Data entries for graphics
──────────

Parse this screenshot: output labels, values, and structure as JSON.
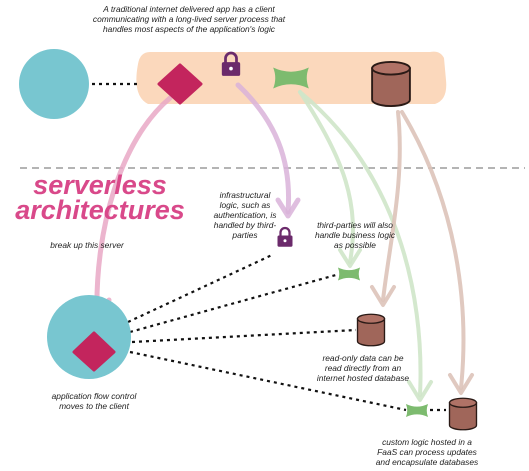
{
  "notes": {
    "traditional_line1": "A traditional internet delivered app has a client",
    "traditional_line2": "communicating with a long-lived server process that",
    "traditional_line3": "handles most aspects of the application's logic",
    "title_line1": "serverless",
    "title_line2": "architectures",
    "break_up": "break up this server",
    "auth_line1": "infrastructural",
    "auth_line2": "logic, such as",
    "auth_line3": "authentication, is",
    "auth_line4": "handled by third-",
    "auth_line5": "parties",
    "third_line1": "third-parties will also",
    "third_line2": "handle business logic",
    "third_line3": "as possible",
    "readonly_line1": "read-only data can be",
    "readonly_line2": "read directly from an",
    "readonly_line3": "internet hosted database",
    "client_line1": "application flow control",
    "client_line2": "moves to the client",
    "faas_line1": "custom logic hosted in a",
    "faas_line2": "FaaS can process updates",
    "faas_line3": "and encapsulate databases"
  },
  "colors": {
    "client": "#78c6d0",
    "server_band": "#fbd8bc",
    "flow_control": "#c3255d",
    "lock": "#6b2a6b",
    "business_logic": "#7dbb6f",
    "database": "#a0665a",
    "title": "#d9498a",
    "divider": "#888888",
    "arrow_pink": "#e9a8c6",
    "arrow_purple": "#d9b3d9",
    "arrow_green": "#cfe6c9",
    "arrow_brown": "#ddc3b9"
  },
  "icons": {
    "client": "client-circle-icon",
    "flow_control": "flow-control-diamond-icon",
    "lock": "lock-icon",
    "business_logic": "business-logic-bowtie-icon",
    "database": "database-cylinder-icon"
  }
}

──────────

§ **TASK REQUIREMENTS**
Repeat all of the data above word for word, minus the pictures.

§ **WRITTEN RESPONSE**
Parse this screenshot: output labels, values, and structure as JSON.
{
  "notes": {
    "traditional_line1": "A traditional internet delivered app has a client",
    "traditional_line2": "communicating with a long-lived server process that",
    "traditional_line3": "handles most aspects of the application's logic",
    "title_line1": "serverless",
    "title_line2": "architectures",
    "break_up": "break up this server",
    "auth_line1": "infrastructural",
    "auth_line2": "logic, such as",
    "auth_line3": "authentication, is",
    "auth_line4": "handled by third-",
    "auth_line5": "parties",
    "third_line1": "third-parties will also",
    "third_line2": "handle business logic",
    "third_line3": "as possible",
    "readonly_line1": "read-only data can be",
    "readonly_line2": "read directly from an",
    "readonly_line3": "internet hosted database",
    "client_line1": "application flow control",
    "client_line2": "moves to the client",
    "faas_line1": "custom logic hosted in a",
    "faas_line2": "FaaS can process updates",
    "faas_line3": "and encapsulate databases"
  },
  "colors": {
    "client": "#78c6d0",
    "server_band": "#fbd8bc",
    "flow_control": "#c3255d",
    "lock": "#6b2a6b",
    "business_logic": "#7dbb6f",
    "database": "#a0665a",
    "title": "#d9498a",
    "divider": "#888888",
    "arrow_pink": "#e9a8c6",
    "arrow_purple": "#d9b3d9",
    "arrow_green": "#cfe6c9",
    "arrow_brown": "#ddc3b9"
  },
  "icons": {
    "client": "client-circle-icon",
    "flow_control": "flow-control-diamond-icon",
    "lock": "lock-icon",
    "business_logic": "business-logic-bowtie-icon",
    "database": "database-cylinder-icon"
  }
}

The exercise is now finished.